▸ **Task brief**
Extract the full listing below without altering a single character.

Raw records:
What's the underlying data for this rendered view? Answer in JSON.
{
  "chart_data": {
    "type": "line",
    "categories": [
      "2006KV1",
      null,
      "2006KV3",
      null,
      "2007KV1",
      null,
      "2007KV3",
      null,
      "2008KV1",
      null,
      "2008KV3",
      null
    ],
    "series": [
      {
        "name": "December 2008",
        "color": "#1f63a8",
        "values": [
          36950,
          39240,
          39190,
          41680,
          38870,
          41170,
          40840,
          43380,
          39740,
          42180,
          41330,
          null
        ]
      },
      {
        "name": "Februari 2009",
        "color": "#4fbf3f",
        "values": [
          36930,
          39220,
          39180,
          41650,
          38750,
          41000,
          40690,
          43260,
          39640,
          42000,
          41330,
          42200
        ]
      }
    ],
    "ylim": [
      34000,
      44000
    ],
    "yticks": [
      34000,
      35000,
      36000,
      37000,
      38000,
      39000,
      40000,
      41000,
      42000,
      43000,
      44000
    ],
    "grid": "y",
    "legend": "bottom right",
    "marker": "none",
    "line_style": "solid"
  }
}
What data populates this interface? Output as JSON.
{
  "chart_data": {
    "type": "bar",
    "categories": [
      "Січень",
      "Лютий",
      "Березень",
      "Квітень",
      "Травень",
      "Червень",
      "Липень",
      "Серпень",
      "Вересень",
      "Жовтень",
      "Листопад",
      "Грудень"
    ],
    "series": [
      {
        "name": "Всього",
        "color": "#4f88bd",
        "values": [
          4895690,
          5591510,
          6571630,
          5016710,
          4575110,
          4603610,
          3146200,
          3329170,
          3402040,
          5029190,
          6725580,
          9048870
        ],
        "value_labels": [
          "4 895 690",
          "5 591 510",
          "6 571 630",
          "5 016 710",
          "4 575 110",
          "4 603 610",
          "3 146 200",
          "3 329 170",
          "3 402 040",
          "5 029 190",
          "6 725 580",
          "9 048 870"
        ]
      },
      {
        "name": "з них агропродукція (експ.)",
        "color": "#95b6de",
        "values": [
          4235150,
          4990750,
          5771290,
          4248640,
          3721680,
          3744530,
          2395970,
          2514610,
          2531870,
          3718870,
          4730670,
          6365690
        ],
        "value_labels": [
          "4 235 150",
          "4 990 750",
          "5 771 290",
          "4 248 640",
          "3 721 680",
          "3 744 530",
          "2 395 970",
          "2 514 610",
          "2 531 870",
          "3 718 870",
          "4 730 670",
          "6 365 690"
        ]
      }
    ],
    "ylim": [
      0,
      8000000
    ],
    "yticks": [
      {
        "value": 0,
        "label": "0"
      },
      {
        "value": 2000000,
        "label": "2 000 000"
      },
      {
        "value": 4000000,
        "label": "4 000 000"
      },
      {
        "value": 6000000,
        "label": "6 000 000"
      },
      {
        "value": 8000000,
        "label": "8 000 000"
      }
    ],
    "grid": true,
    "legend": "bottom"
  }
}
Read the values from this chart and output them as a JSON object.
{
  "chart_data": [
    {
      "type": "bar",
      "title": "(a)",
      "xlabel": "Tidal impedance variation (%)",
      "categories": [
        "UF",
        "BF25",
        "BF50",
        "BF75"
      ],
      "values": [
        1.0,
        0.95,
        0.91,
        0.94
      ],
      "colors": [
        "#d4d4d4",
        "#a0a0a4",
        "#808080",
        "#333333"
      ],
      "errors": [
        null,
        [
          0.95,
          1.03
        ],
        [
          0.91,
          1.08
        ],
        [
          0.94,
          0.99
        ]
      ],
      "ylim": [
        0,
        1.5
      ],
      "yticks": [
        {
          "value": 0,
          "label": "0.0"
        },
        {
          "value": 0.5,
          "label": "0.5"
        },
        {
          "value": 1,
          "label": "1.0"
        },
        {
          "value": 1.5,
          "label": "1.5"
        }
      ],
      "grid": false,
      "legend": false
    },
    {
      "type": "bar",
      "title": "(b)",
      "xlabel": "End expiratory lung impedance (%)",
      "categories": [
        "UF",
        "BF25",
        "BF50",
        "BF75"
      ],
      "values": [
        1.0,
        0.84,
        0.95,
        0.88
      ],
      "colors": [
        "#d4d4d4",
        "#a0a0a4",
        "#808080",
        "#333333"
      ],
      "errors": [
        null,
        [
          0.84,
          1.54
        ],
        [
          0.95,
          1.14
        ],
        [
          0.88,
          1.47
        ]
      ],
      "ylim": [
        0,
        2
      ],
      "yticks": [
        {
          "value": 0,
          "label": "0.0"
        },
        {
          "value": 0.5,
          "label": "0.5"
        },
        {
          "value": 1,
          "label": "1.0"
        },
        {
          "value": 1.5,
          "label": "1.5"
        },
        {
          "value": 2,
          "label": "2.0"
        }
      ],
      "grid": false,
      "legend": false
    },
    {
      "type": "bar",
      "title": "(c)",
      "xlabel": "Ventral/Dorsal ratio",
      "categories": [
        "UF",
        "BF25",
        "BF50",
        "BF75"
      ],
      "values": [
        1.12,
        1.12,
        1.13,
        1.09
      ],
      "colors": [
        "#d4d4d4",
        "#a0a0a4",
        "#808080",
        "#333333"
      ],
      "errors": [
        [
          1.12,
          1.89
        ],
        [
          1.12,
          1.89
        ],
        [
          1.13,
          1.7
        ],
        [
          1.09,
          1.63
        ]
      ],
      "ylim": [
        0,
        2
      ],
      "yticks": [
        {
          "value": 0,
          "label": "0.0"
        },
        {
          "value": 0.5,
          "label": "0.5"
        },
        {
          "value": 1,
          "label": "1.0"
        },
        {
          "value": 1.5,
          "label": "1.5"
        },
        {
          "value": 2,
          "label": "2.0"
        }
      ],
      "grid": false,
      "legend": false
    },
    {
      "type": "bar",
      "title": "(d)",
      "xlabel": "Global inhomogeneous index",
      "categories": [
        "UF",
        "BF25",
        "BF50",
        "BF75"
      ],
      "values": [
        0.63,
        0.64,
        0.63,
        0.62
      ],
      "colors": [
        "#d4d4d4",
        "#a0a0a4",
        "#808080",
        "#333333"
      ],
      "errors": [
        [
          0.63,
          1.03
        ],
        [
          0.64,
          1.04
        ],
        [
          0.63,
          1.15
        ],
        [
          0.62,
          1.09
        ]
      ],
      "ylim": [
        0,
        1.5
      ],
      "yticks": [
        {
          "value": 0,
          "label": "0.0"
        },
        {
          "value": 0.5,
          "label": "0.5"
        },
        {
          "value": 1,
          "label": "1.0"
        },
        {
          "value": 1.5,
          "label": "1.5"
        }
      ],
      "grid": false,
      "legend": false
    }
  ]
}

▸ **Solution below**
What's the underlying data for this rendered view? Answer in JSON.
{
  "chart_data": {
    "type": "line",
    "categories": [
      "2006KV1",
      null,
      "2006KV3",
      null,
      "2007KV1",
      null,
      "2007KV3",
      null,
      "2008KV1",
      null,
      "2008KV3",
      null
    ],
    "series": [
      {
        "name": "December 2008",
        "color": "#1f63a8",
        "values": [
          36950,
          39240,
          39190,
          41680,
          38870,
          41170,
          40840,
          43380,
          39740,
          42180,
          41330,
          null
        ]
      },
      {
        "name": "Februari 2009",
        "color": "#4fbf3f",
        "values": [
          36930,
          39220,
          39180,
          41650,
          38750,
          41000,
          40690,
          43260,
          39640,
          42000,
          41330,
          42200
        ]
      }
    ],
    "ylim": [
      34000,
      44000
    ],
    "yticks": [
      34000,
      35000,
      36000,
      37000,
      38000,
      39000,
      40000,
      41000,
      42000,
      43000,
      44000
    ],
    "grid": "y",
    "legend": "bottom right",
    "marker": "none",
    "line_style": "solid"
  }
}
What data populates this interface? Output as JSON.
{
  "chart_data": {
    "type": "bar",
    "categories": [
      "Січень",
      "Лютий",
      "Березень",
      "Квітень",
      "Травень",
      "Червень",
      "Липень",
      "Серпень",
      "Вересень",
      "Жовтень",
      "Листопад",
      "Грудень"
    ],
    "series": [
      {
        "name": "Всього",
        "color": "#4f88bd",
        "values": [
          4895690,
          5591510,
          6571630,
          5016710,
          4575110,
          4603610,
          3146200,
          3329170,
          3402040,
          5029190,
          6725580,
          9048870
        ],
        "value_labels": [
          "4 895 690",
          "5 591 510",
          "6 571 630",
          "5 016 710",
          "4 575 110",
          "4 603 610",
          "3 146 200",
          "3 329 170",
          "3 402 040",
          "5 029 190",
          "6 725 580",
          "9 048 870"
        ]
      },
      {
        "name": "з них агропродукція (експ.)",
        "color": "#95b6de",
        "values": [
          4235150,
          4990750,
          5771290,
          4248640,
          3721680,
          3744530,
          2395970,
          2514610,
          2531870,
          3718870,
          4730670,
          6365690
        ],
        "value_labels": [
          "4 235 150",
          "4 990 750",
          "5 771 290",
          "4 248 640",
          "3 721 680",
          "3 744 530",
          "2 395 970",
          "2 514 610",
          "2 531 870",
          "3 718 870",
          "4 730 670",
          "6 365 690"
        ]
      }
    ],
    "ylim": [
      0,
      8000000
    ],
    "yticks": [
      {
        "value": 0,
        "label": "0"
      },
      {
        "value": 2000000,
        "label": "2 000 000"
      },
      {
        "value": 4000000,
        "label": "4 000 000"
      },
      {
        "value": 6000000,
        "label": "6 000 000"
      },
      {
        "value": 8000000,
        "label": "8 000 000"
      }
    ],
    "grid": true,
    "legend": "bottom"
  }
}
Read the values from this chart and output them as a JSON object.
{
  "chart_data": [
    {
      "type": "bar",
      "title": "(a)",
      "xlabel": "Tidal impedance variation (%)",
      "categories": [
        "UF",
        "BF25",
        "BF50",
        "BF75"
      ],
      "values": [
        1.0,
        0.95,
        0.91,
        0.94
      ],
      "colors": [
        "#d4d4d4",
        "#a0a0a4",
        "#808080",
        "#333333"
      ],
      "errors": [
        null,
        [
          0.95,
          1.03
        ],
        [
          0.91,
          1.08
        ],
        [
          0.94,
          0.99
        ]
      ],
      "ylim": [
        0,
        1.5
      ],
      "yticks": [
        {
          "value": 0,
          "label": "0.0"
        },
        {
          "value": 0.5,
          "label": "0.5"
        },
        {
          "value": 1,
          "label": "1.0"
        },
        {
          "value": 1.5,
          "label": "1.5"
        }
      ],
      "grid": false,
      "legend": false
    },
    {
      "type": "bar",
      "title": "(b)",
      "xlabel": "End expiratory lung impedance (%)",
      "categories": [
        "UF",
        "BF25",
        "BF50",
        "BF75"
      ],
      "values": [
        1.0,
        0.84,
        0.95,
        0.88
      ],
      "colors": [
        "#d4d4d4",
        "#a0a0a4",
        "#808080",
        "#333333"
      ],
      "errors": [
        null,
        [
          0.84,
          1.54
        ],
        [
          0.95,
          1.14
        ],
        [
          0.88,
          1.47
        ]
      ],
      "ylim": [
        0,
        2
      ],
      "yticks": [
        {
          "value": 0,
          "label": "0.0"
        },
        {
          "value": 0.5,
          "label": "0.5"
        },
        {
          "value": 1,
          "label": "1.0"
        },
        {
          "value": 1.5,
          "label": "1.5"
        },
        {
          "value": 2,
          "label": "2.0"
        }
      ],
      "grid": false,
      "legend": false
    },
    {
      "type": "bar",
      "title": "(c)",
      "xlabel": "Ventral/Dorsal ratio",
      "categories": [
        "UF",
        "BF25",
        "BF50",
        "BF75"
      ],
      "values": [
        1.12,
        1.12,
        1.13,
        1.09
      ],
      "colors": [
        "#d4d4d4",
        "#a0a0a4",
        "#808080",
        "#333333"
      ],
      "errors": [
        [
          1.12,
          1.89
        ],
        [
          1.12,
          1.89
        ],
        [
          1.13,
          1.7
        ],
        [
          1.09,
          1.63
        ]
      ],
      "ylim": [
        0,
        2
      ],
      "yticks": [
        {
          "value": 0,
          "label": "0.0"
        },
        {
          "value": 0.5,
          "label": "0.5"
        },
        {
          "value": 1,
          "label": "1.0"
        },
        {
          "value": 1.5,
          "label": "1.5"
        },
        {
          "value": 2,
          "label": "2.0"
        }
      ],
      "grid": false,
      "legend": false
    },
    {
      "type": "bar",
      "title": "(d)",
      "xlabel": "Global inhomogeneous index",
      "categories": [
        "UF",
        "BF25",
        "BF50",
        "BF75"
      ],
      "values": [
        0.63,
        0.64,
        0.63,
        0.62
      ],
      "colors": [
        "#d4d4d4",
        "#a0a0a4",
        "#808080",
        "#333333"
      ],
      "errors": [
        [
          0.63,
          1.03
        ],
        [
          0.64,
          1.04
        ],
        [
          0.63,
          1.15
        ],
        [
          0.62,
          1.09
        ]
      ],
      "ylim": [
        0,
        1.5
      ],
      "yticks": [
        {
          "value": 0,
          "label": "0.0"
        },
        {
          "value": 0.5,
          "label": "0.5"
        },
        {
          "value": 1,
          "label": "1.0"
        },
        {
          "value": 1.5,
          "label": "1.5"
        }
      ],
      "grid": false,
      "legend": false
    }
  ]
}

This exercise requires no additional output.